Given data —
▶

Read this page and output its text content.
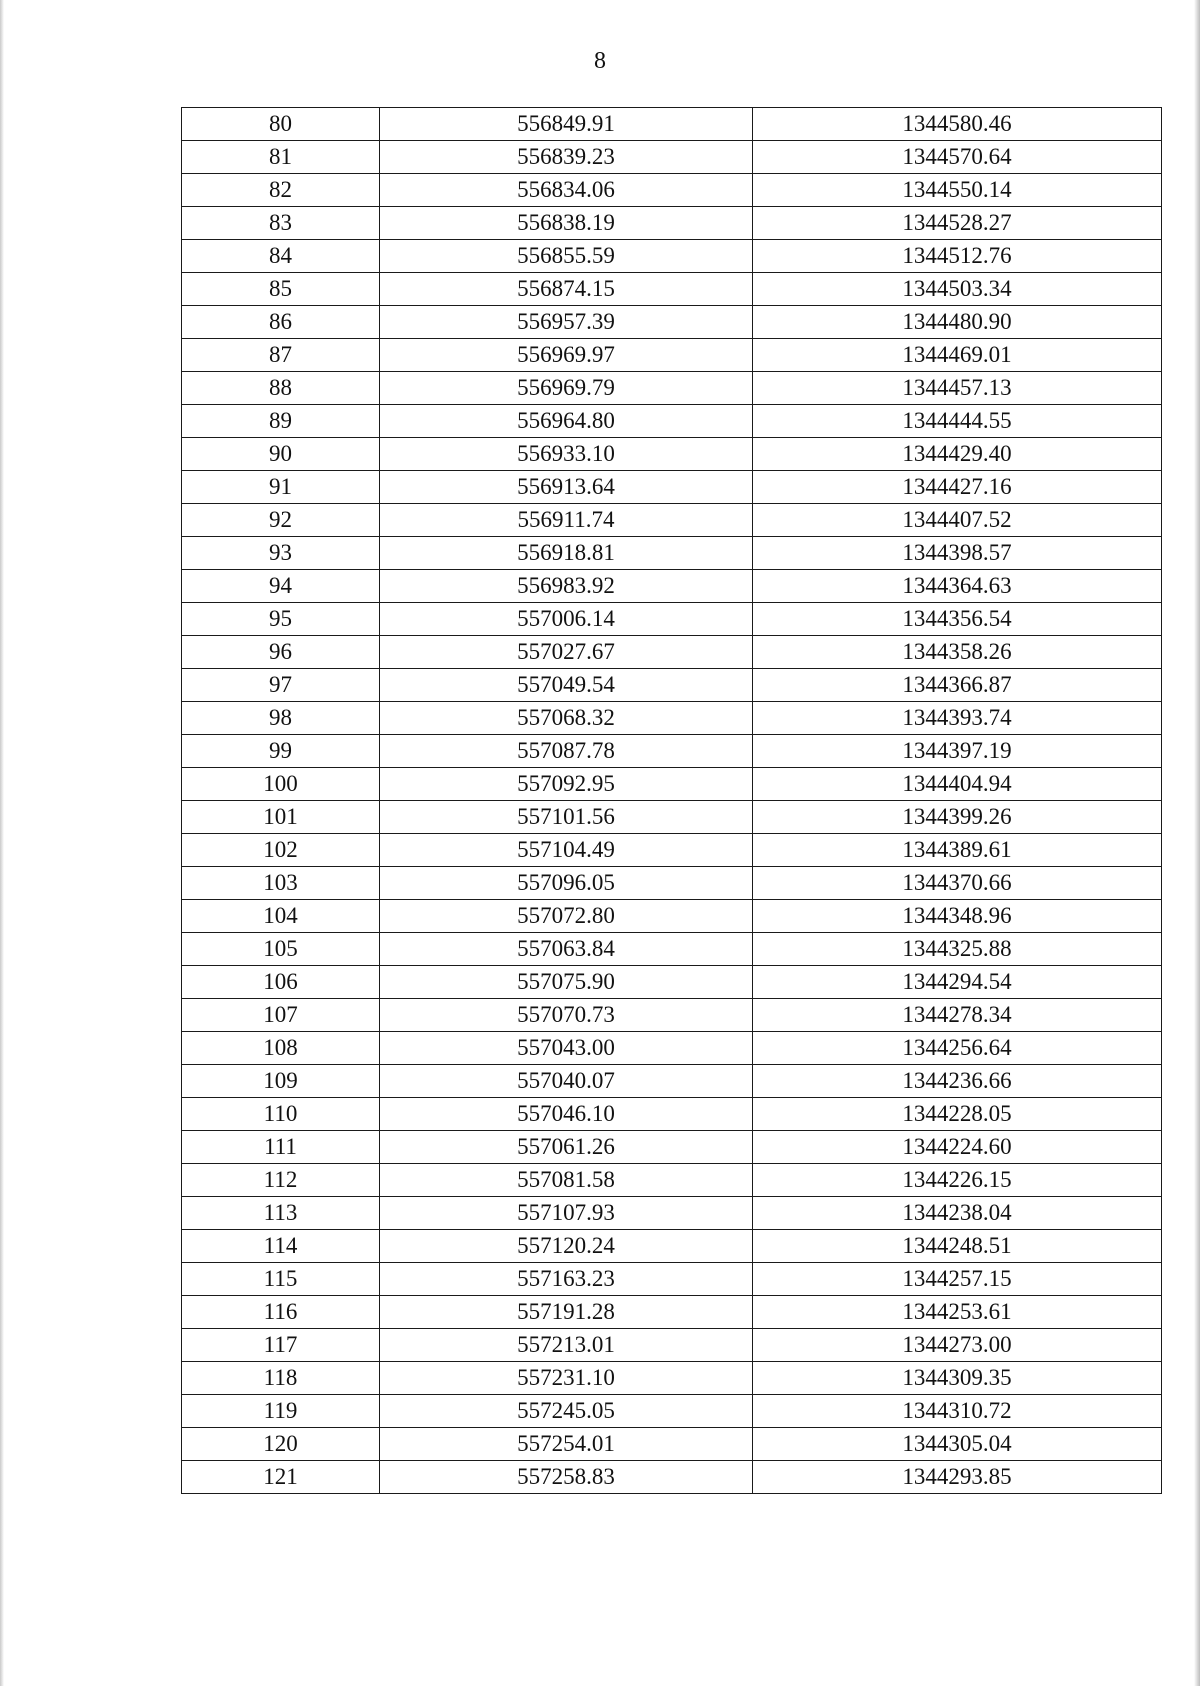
8
80	556849.91	1344580.46
81	556839.23	1344570.64
82	556834.06	1344550.14
83	556838.19	1344528.27
84	556855.59	1344512.76
85	556874.15	1344503.34
86	556957.39	1344480.90
87	556969.97	1344469.01
88	556969.79	1344457.13
89	556964.80	1344444.55
90	556933.10	1344429.40
91	556913.64	1344427.16
92	556911.74	1344407.52
93	556918.81	1344398.57
94	556983.92	1344364.63
95	557006.14	1344356.54
96	557027.67	1344358.26
97	557049.54	1344366.87
98	557068.32	1344393.74
99	557087.78	1344397.19
100	557092.95	1344404.94
101	557101.56	1344399.26
102	557104.49	1344389.61
103	557096.05	1344370.66
104	557072.80	1344348.96
105	557063.84	1344325.88
106	557075.90	1344294.54
107	557070.73	1344278.34
108	557043.00	1344256.64
109	557040.07	1344236.66
110	557046.10	1344228.05
111	557061.26	1344224.60
112	557081.58	1344226.15
113	557107.93	1344238.04
114	557120.24	1344248.51
115	557163.23	1344257.15
116	557191.28	1344253.61
117	557213.01	1344273.00
118	557231.10	1344309.35
119	557245.05	1344310.72
120	557254.01	1344305.04
121	557258.83	1344293.85
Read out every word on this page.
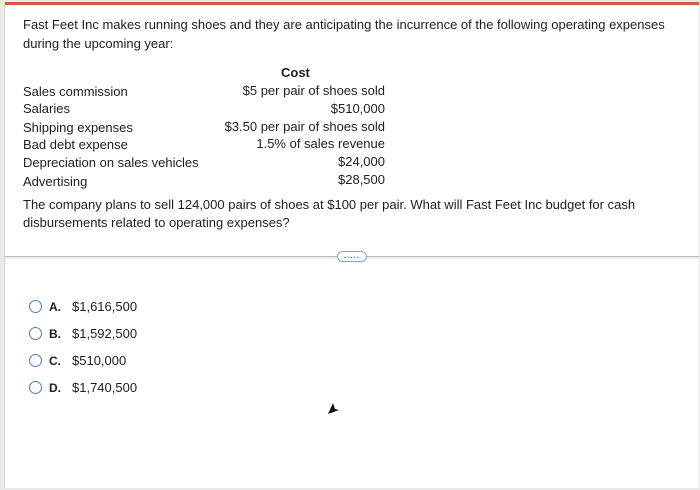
Fast Feet Inc makes running shoes and they are anticipating the incurrence of the following operating expenses during the upcoming year:

Cost
Sales commission	$5 per pair of shoes sold
Salaries	$510,000
Shipping expenses	$3.50 per pair of shoes sold
Bad debt expense	1.5% of sales revenue
Depreciation on sales vehicles	$24,000
Advertising	$28,500

The company plans to sell 124,000 pairs of shoes at $100 per pair. What will Fast Feet Inc budget for cash disbursements related to operating expenses?

.....
A. $1,616,500
B. $1,592,500
C. $510,000
D. $1,740,500
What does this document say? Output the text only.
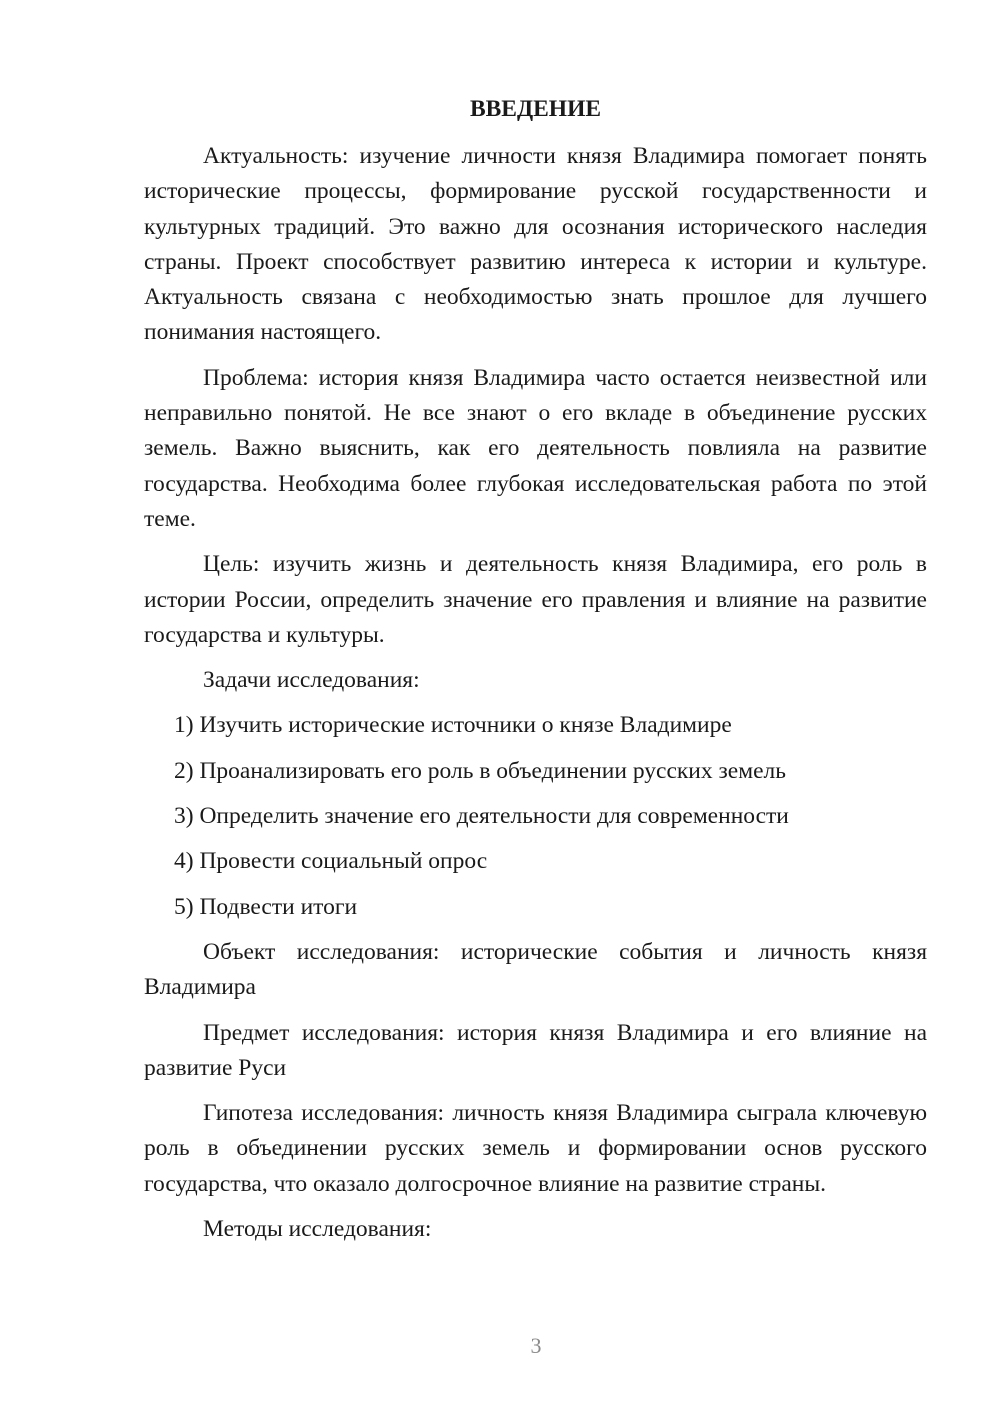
ВВЕДЕНИЕ

Актуальность: изучение личности князя Владимира помогает понять исторические процессы, формирование русской государственности и культурных традиций. Это важно для осознания исторического наследия страны. Проект способствует развитию интереса к истории и культуре. Актуальность связана с необходимостью знать прошлое для лучшего понимания настоящего.

Проблема: история князя Владимира часто остается неизвестной или неправильно понятой. Не все знают о его вкладе в объединение русских земель. Важно выяснить, как его деятельность повлияла на развитие государства. Необходима более глубокая исследовательская работа по этой теме.

Цель: изучить жизнь и деятельность князя Владимира, его роль в истории России, определить значение его правления и влияние на развитие государства и культуры.

Задачи исследования:

1) Изучить исторические источники о князе Владимире
2) Проанализировать его роль в объединении русских земель
3) Определить значение его деятельности для современности
4) Провести социальный опрос
5) Подвести итоги

Объект исследования: исторические события и личность князя Владимира

Предмет исследования: история князя Владимира и его влияние на развитие Руси

Гипотеза исследования: личность князя Владимира сыграла ключевую роль в объединении русских земель и формировании основ русского государства, что оказало долгосрочное влияние на развитие страны.

Методы исследования:

3
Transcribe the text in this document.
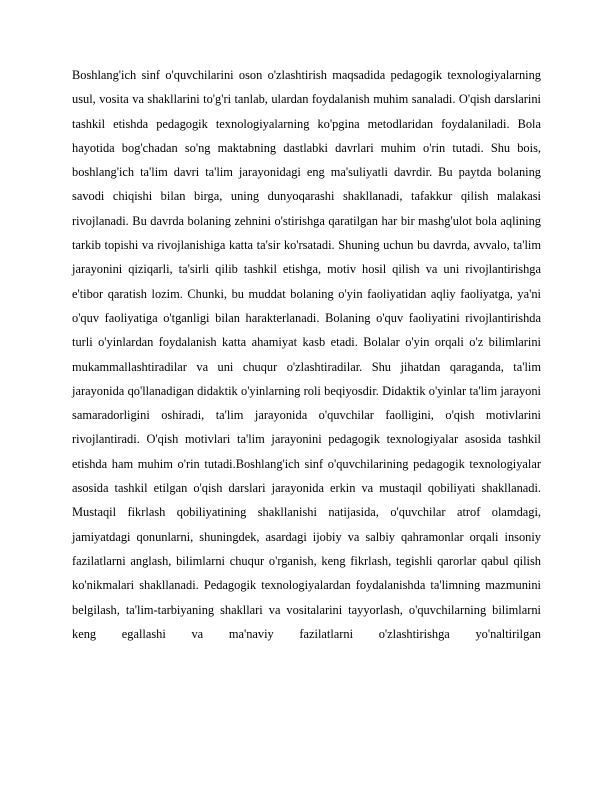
Boshlang'ich sinf o'quvchilarini oson o'zlashtirish maqsadida pedagogik texnologiyalarning usul, vosita va shakllarini to'g'ri tanlab, ulardan foydalanish muhim sanaladi. O'qish darslarini tashkil etishda pedagogik texnologiyalarning ko'pgina metodlaridan foydalaniladi. Bola hayotida bog'chadan so'ng maktabning dastlabki davrlari muhim o'rin tutadi. Shu bois, boshlang'ich ta'lim davri ta'lim jarayonidagi eng ma'suliyatli davrdir. Bu paytda bolaning savodi chiqishi bilan birga, uning dunyoqarashi shakllanadi, tafakkur qilish malakasi rivojlanadi. Bu davrda bolaning zehnini o'stirishga qaratilgan har bir mashg'ulot bola aqlining tarkib topishi va rivojlanishiga katta ta'sir ko'rsatadi. Shuning uchun bu davrda, avvalo, ta'lim jarayonini qiziqarli, ta'sirli qilib tashkil etishga, motiv hosil qilish va uni rivojlantirishga e'tibor qaratish lozim. Chunki, bu muddat bolaning o'yin faoliyatidan aqliy faoliyatga, ya'ni o'quv faoliyatiga o'tganligi bilan harakterlanadi. Bolaning o'quv faoliyatini rivojlantirishda turli o'yinlardan foydalanish katta ahamiyat kasb etadi. Bolalar o'yin orqali o'z bilimlarini mukammallashtiradilar va uni chuqur o'zlashtiradilar. Shu jihatdan qaraganda, ta'lim jarayonida qo'llanadigan didaktik o'yinlarning roli beqiyosdir. Didaktik o'yinlar ta'lim jarayoni samaradorligini oshiradi, ta'lim jarayonida o'quvchilar faolligini, o'qish motivlarini rivojlantiradi. O'qish motivlari ta'lim jarayonini pedagogik texnologiyalar asosida tashkil etishda ham muhim o'rin tutadi.Boshlang'ich sinf o'quvchilarining pedagogik texnologiyalar asosida tashkil etilgan o'qish darslari jarayonida erkin va mustaqil qobiliyati shakllanadi. Mustaqil fikrlash qobiliyatining shakllanishi natijasida, o'quvchilar atrof olamdagi, jamiyatdagi qonunlarni, shuningdek, asardagi ijobiy va salbiy qahramonlar orqali insoniy fazilatlarni anglash, bilimlarni chuqur o'rganish, keng fikrlash, tegishli qarorlar qabul qilish ko'nikmalari shakllanadi. Pedagogik texnologiyalardan foydalanishda ta'limning mazmunini belgilash, ta'lim-tarbiyaning shakllari va vositalarini tayyorlash, o'quvchilarning bilimlarni keng egallashi va ma'naviy fazilatlarni o'zlashtirishga yo'naltirilgan
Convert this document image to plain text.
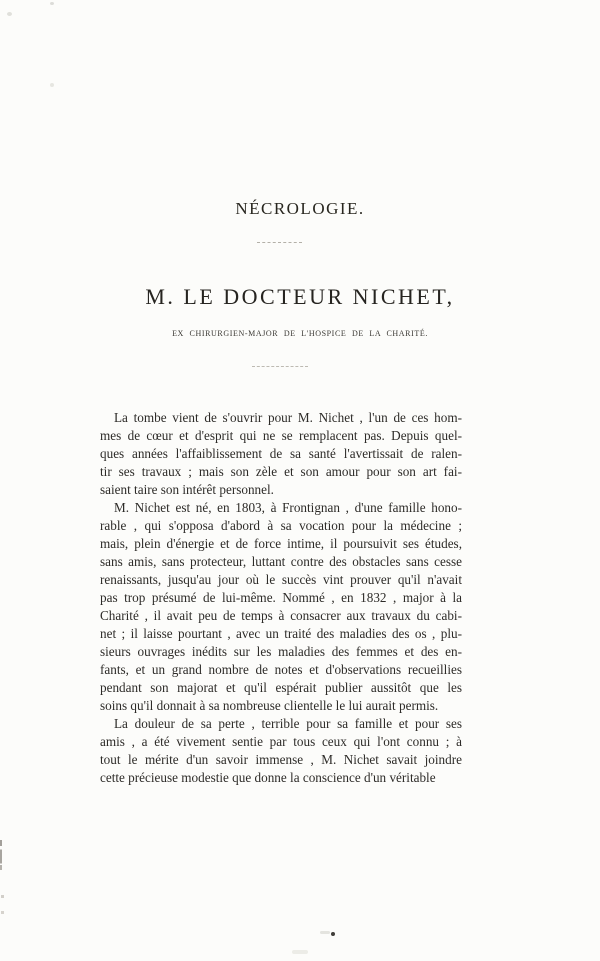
NÉCROLOGIE.
M. LE DOCTEUR NICHET,
EX CHIRURGIEN-MAJOR DE L'HOSPICE DE LA CHARITÉ.
La tombe vient de s'ouvrir pour M. Nichet , l'un de ces hom-
mes de cœur et d'esprit qui ne se remplacent pas. Depuis quel-
ques années l'affaiblissement de sa santé l'avertissait de ralen-
tir ses travaux ; mais son zèle et son amour pour son art fai-
saient taire son intérêt personnel.
M. Nichet est né, en 1803, à Frontignan , d'une famille hono-
rable , qui s'opposa d'abord à sa vocation pour la médecine ;
mais, plein d'énergie et de force intime, il poursuivit ses études,
sans amis, sans protecteur, luttant contre des obstacles sans cesse
renaissants, jusqu'au jour où le succès vint prouver qu'il n'avait
pas trop présumé de lui-même. Nommé , en 1832 , major à la
Charité , il avait peu de temps à consacrer aux travaux du cabi-
net ; il laisse pourtant , avec un traité des maladies des os , plu-
sieurs ouvrages inédits sur les maladies des femmes et des en-
fants, et un grand nombre de notes et d'observations recueillies
pendant son majorat et qu'il espérait publier aussitôt que les
soins qu'il donnait à sa nombreuse clientelle le lui aurait permis.
La douleur de sa perte , terrible pour sa famille et pour ses
amis , a été vivement sentie par tous ceux qui l'ont connu ; à
tout le mérite d'un savoir immense , M. Nichet savait joindre
cette précieuse modestie que donne la conscience d'un véritable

◀

Copy all lines in the listing above where the string "земель" appears.

Проблема: история князя Владимира часто остается неизвестной или неправильно понятой. Не все знают о его вкладе в объединение русских земель. Важно выяснить, как его деятельность повлияла на развитие государства. Необходима более глубокая исследовательская работа по этой теме.
2) Проанализировать его роль в объединении русских земель
Гипотеза исследования: личность князя Владимира сыграла ключевую роль в объединении русских земель и формировании основ русского государства, что оказало долгосрочное влияние на развитие страны.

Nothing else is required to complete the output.